**What the task asks**
Rewrite the data below as a numbered list, skipping any blank lines. Omit the pictures from your answer.

═════ Supplied records

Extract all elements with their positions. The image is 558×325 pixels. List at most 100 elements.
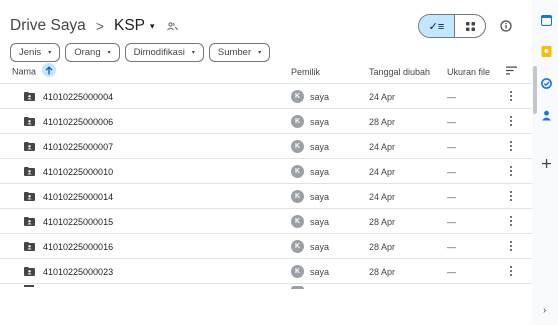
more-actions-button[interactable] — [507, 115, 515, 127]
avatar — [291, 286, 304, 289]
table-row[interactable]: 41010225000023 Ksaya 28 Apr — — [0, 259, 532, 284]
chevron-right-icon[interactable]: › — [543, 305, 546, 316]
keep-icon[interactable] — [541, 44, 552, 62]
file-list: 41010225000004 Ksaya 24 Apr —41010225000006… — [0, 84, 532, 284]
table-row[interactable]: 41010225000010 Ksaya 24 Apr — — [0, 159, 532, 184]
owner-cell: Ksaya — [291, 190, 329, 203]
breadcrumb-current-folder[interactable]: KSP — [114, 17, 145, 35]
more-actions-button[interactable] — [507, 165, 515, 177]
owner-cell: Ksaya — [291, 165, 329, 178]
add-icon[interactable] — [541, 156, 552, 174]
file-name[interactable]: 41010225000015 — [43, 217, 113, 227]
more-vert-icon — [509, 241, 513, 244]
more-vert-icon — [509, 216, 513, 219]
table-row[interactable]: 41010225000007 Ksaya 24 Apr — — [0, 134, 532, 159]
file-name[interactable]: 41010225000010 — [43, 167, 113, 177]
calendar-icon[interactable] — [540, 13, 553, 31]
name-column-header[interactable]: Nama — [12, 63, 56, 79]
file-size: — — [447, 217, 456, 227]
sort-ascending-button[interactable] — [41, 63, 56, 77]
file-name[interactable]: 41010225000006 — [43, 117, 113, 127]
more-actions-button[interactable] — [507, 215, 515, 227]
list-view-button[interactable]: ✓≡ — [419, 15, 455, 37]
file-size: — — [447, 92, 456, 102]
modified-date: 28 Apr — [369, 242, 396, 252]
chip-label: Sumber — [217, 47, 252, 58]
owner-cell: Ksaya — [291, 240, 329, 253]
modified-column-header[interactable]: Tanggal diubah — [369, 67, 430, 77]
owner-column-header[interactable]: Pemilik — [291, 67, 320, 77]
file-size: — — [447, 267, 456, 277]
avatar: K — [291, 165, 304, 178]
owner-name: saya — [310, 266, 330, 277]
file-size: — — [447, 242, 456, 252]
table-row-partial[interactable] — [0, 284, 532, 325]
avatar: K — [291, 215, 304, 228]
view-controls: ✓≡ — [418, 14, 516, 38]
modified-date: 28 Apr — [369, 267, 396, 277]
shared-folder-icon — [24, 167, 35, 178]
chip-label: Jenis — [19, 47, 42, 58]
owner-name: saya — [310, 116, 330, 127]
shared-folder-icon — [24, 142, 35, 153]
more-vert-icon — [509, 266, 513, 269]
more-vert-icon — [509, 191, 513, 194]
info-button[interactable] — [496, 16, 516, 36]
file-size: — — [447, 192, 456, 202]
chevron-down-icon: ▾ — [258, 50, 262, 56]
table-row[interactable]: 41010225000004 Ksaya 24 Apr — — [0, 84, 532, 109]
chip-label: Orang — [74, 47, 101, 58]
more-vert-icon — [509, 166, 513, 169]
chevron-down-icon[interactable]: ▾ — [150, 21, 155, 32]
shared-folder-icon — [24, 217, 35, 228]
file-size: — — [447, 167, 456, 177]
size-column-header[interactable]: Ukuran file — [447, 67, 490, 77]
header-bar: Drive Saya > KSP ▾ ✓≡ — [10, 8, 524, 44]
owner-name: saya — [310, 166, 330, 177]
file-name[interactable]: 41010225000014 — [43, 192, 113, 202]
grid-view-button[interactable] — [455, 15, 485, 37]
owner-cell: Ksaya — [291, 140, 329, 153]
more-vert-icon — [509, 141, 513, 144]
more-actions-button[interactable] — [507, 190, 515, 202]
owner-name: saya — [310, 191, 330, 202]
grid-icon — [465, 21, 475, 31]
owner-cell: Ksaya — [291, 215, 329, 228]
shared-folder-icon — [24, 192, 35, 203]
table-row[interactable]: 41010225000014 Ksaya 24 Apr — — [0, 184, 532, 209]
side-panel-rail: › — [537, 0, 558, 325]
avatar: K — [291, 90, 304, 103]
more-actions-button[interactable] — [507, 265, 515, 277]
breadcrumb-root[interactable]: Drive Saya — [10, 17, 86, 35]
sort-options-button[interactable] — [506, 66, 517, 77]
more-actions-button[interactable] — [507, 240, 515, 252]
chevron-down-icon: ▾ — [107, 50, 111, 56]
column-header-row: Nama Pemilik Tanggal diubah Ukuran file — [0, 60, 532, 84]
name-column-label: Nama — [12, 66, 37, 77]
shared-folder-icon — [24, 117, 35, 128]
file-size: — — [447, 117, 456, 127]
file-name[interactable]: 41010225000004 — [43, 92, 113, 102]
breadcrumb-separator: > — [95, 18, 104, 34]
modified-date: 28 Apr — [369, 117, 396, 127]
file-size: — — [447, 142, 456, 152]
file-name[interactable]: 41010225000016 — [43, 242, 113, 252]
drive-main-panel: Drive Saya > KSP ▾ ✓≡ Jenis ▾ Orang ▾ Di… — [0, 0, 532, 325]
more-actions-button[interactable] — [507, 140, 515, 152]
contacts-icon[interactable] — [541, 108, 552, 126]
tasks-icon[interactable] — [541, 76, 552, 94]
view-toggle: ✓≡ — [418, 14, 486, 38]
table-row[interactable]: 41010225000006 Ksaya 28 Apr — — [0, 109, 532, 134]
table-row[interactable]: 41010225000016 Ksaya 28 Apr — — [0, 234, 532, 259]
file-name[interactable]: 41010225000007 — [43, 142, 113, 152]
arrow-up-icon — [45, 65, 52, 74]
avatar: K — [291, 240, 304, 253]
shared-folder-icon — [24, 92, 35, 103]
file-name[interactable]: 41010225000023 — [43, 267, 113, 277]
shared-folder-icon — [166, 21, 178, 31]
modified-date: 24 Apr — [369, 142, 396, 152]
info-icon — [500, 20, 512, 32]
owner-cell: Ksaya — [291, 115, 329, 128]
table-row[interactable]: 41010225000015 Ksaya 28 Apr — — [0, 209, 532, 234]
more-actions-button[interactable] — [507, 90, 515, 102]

══════════

**Right answer**
1. Extract all elements with their positions. The image is 558×325 pixels. List at most 100 elements.
2. more-actions-button[interactable] — [507, 115, 515, 127]
3. avatar — [291, 286, 304, 289]
4. table-row[interactable]: 41010225000023 Ksaya 28 Apr — — [0, 259, 532, 284]
5. chevron-right-icon[interactable]: › — [543, 305, 546, 316]
6. keep-icon[interactable] — [541, 44, 552, 62]
7. file-list: 41010225000004 Ksaya 24 Apr —41010225000006… — [0, 84, 532, 284]
8. table-row[interactable]: 41010225000010 Ksaya 24 Apr — — [0, 159, 532, 184]
9. owner-cell: Ksaya — [291, 190, 329, 203]
10. breadcrumb-current-folder[interactable]: KSP — [114, 17, 145, 35]
11. more-actions-button[interactable] — [507, 165, 515, 177]
12. owner-cell: Ksaya — [291, 165, 329, 178]
13. add-icon[interactable] — [541, 156, 552, 174]
14. file-name[interactable]: 41010225000015 — [43, 217, 113, 227]
15. more-vert-icon — [509, 241, 513, 244]
16. more-vert-icon — [509, 216, 513, 219]
17. table-row[interactable]: 41010225000007 Ksaya 24 Apr — — [0, 134, 532, 159]
18. file-name[interactable]: 41010225000010 — [43, 167, 113, 177]
19. calendar-icon[interactable] — [540, 13, 553, 31]
20. name-column-header[interactable]: Nama — [12, 63, 56, 79]
21. file-size: — — [447, 217, 456, 227]
22. sort-ascending-button[interactable] — [41, 63, 56, 77]
23. file-name[interactable]: 41010225000006 — [43, 117, 113, 127]
24. more-actions-button[interactable] — [507, 215, 515, 227]
25. list-view-button[interactable]: ✓≡ — [419, 15, 455, 37]
26. file-size: — — [447, 92, 456, 102]
27. modified-date: 28 Apr — [369, 242, 396, 252]
28. chip-label: Sumber — [217, 47, 252, 58]
29. owner-cell: Ksaya — [291, 240, 329, 253]
30. modified-column-header[interactable]: Tanggal diubah — [369, 67, 430, 77]
31. owner-column-header[interactable]: Pemilik — [291, 67, 320, 77]
32. file-size: — — [447, 267, 456, 277]
33. avatar: K — [291, 165, 304, 178]
34. owner-name: saya — [310, 266, 330, 277]
35. file-size: — — [447, 242, 456, 252]
36. table-row-partial[interactable] — [0, 284, 532, 325]
37. avatar: K — [291, 215, 304, 228]
38. view-controls: ✓≡ — [418, 14, 516, 38]
39. modified-date: 28 Apr — [369, 267, 396, 277]
40. shared-folder-icon — [24, 167, 35, 178]
41. chip-label: Jenis — [19, 47, 42, 58]
42. owner-name: saya — [310, 116, 330, 127]
43. shared-folder-icon — [24, 142, 35, 153]
44. more-vert-icon — [509, 266, 513, 269]
45. more-vert-icon — [509, 191, 513, 194]
46. info-button[interactable] — [496, 16, 516, 36]
47. file-size: — — [447, 192, 456, 202]
48. chevron-down-icon: ▾ — [258, 50, 262, 56]
49. table-row[interactable]: 41010225000004 Ksaya 24 Apr — — [0, 84, 532, 109]
50. chip-label: Orang — [74, 47, 101, 58]
51. more-vert-icon — [509, 166, 513, 169]
52. chevron-down-icon[interactable]: ▾ — [150, 21, 155, 32]
53. shared-folder-icon — [24, 217, 35, 228]
54. file-size: — — [447, 167, 456, 177]
55. size-column-header[interactable]: Ukuran file — [447, 67, 490, 77]
56. header-bar: Drive Saya > KSP ▾ ✓≡ — [10, 8, 524, 44]
57. owner-name: saya — [310, 166, 330, 177]
58. file-name[interactable]: 41010225000014 — [43, 192, 113, 202]
59. grid-view-button[interactable] — [455, 15, 485, 37]
60. owner-cell: Ksaya — [291, 140, 329, 153]
61. more-vert-icon — [509, 141, 513, 144]
62. more-actions-button[interactable] — [507, 190, 515, 202]
63. owner-name: saya — [310, 191, 330, 202]
64. grid-icon — [465, 21, 475, 31]
65. owner-cell: Ksaya — [291, 215, 329, 228]
66. shared-folder-icon — [24, 192, 35, 203]
67. table-row[interactable]: 41010225000014 Ksaya 24 Apr — — [0, 184, 532, 209]
68. side-panel-rail: › — [537, 0, 558, 325]
69. avatar: K — [291, 90, 304, 103]
70. more-actions-button[interactable] — [507, 265, 515, 277]
71. breadcrumb-root[interactable]: Drive Saya — [10, 17, 86, 35]
72. sort-options-button[interactable] — [506, 66, 517, 77]
73. more-actions-button[interactable] — [507, 240, 515, 252]
74. chevron-down-icon: ▾ — [107, 50, 111, 56]
75. column-header-row: Nama Pemilik Tanggal diubah Ukuran file — [0, 60, 532, 84]
76. name-column-label: Nama — [12, 66, 37, 77]
77. shared-folder-icon — [24, 117, 35, 128]
78. file-size: — — [447, 117, 456, 127]
79. file-name[interactable]: 41010225000004 — [43, 92, 113, 102]
80. breadcrumb-separator: > — [95, 18, 104, 34]
81. modified-date: 28 Apr — [369, 117, 396, 127]
82. file-size: — — [447, 142, 456, 152]
83. file-name[interactable]: 41010225000016 — [43, 242, 113, 252]
84. drive-main-panel: Drive Saya > KSP ▾ ✓≡ Jenis ▾ Orang ▾ Di… — [0, 0, 532, 325]
85. more-actions-button[interactable] — [507, 140, 515, 152]
86. contacts-icon[interactable] — [541, 108, 552, 126]
87. tasks-icon[interactable] — [541, 76, 552, 94]
88. view-toggle: ✓≡ — [418, 14, 486, 38]
89. table-row[interactable]: 41010225000006 Ksaya 28 Apr — — [0, 109, 532, 134]
90. table-row[interactable]: 41010225000016 Ksaya 28 Apr — — [0, 234, 532, 259]
91. file-name[interactable]: 41010225000007 — [43, 142, 113, 152]
92. arrow-up-icon — [45, 65, 52, 74]
93. avatar: K — [291, 240, 304, 253]
94. shared-folder-icon — [24, 92, 35, 103]
95. file-name[interactable]: 41010225000023 — [43, 267, 113, 277]
96. shared-folder-icon — [166, 21, 178, 31]
97. modified-date: 24 Apr — [369, 142, 396, 152]
98. info-icon — [500, 20, 512, 32]
99. owner-cell: Ksaya — [291, 115, 329, 128]
100. table-row[interactable]: 41010225000015 Ksaya 28 Apr — — [0, 209, 532, 234]
101. more-actions-button[interactable] — [507, 90, 515, 102]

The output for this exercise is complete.